> **Input records**:
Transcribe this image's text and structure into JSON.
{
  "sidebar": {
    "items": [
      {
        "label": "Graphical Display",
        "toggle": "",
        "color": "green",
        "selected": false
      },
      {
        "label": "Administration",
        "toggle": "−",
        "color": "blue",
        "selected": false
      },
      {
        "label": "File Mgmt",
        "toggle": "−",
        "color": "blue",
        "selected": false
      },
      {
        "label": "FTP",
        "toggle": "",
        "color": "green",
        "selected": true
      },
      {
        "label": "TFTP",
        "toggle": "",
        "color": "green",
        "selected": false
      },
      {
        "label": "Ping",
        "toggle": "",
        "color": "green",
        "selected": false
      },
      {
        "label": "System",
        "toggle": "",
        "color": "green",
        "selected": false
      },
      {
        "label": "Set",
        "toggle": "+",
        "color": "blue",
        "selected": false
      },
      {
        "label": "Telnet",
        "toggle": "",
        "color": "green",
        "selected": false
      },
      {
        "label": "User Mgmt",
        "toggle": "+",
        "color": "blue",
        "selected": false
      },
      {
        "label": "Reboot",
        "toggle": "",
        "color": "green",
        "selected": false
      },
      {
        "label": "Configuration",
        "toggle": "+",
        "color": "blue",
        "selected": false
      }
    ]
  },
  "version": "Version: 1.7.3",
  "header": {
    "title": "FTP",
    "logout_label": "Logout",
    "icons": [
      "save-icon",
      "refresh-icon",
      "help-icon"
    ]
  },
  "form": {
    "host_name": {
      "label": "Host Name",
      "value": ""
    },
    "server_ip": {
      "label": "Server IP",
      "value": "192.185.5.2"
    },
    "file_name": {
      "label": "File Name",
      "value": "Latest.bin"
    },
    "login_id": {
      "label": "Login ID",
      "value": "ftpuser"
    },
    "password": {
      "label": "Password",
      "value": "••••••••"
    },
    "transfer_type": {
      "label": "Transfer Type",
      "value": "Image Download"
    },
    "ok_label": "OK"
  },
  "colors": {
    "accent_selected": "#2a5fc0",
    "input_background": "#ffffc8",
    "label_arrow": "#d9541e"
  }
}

> **Brief**:
Recopy all the lines exactly as they appear.

> **Solution**:
Transcribe this image's text and structure into JSON.
{
  "sidebar": {
    "items": [
      {
        "label": "Graphical Display",
        "toggle": "",
        "color": "green",
        "selected": false
      },
      {
        "label": "Administration",
        "toggle": "−",
        "color": "blue",
        "selected": false
      },
      {
        "label": "File Mgmt",
        "toggle": "−",
        "color": "blue",
        "selected": false
      },
      {
        "label": "FTP",
        "toggle": "",
        "color": "green",
        "selected": true
      },
      {
        "label": "TFTP",
        "toggle": "",
        "color": "green",
        "selected": false
      },
      {
        "label": "Ping",
        "toggle": "",
        "color": "green",
        "selected": false
      },
      {
        "label": "System",
        "toggle": "",
        "color": "green",
        "selected": false
      },
      {
        "label": "Set",
        "toggle": "+",
        "color": "blue",
        "selected": false
      },
      {
        "label": "Telnet",
        "toggle": "",
        "color": "green",
        "selected": false
      },
      {
        "label": "User Mgmt",
        "toggle": "+",
        "color": "blue",
        "selected": false
      },
      {
        "label": "Reboot",
        "toggle": "",
        "color": "green",
        "selected": false
      },
      {
        "label": "Configuration",
        "toggle": "+",
        "color": "blue",
        "selected": false
      }
    ]
  },
  "version": "Version: 1.7.3",
  "header": {
    "title": "FTP",
    "logout_label": "Logout",
    "icons": [
      "save-icon",
      "refresh-icon",
      "help-icon"
    ]
  },
  "form": {
    "host_name": {
      "label": "Host Name",
      "value": ""
    },
    "server_ip": {
      "label": "Server IP",
      "value": "192.185.5.2"
    },
    "file_name": {
      "label": "File Name",
      "value": "Latest.bin"
    },
    "login_id": {
      "label": "Login ID",
      "value": "ftpuser"
    },
    "password": {
      "label": "Password",
      "value": "••••••••"
    },
    "transfer_type": {
      "label": "Transfer Type",
      "value": "Image Download"
    },
    "ok_label": "OK"
  },
  "colors": {
    "accent_selected": "#2a5fc0",
    "input_background": "#ffffc8",
    "label_arrow": "#d9541e"
  }
}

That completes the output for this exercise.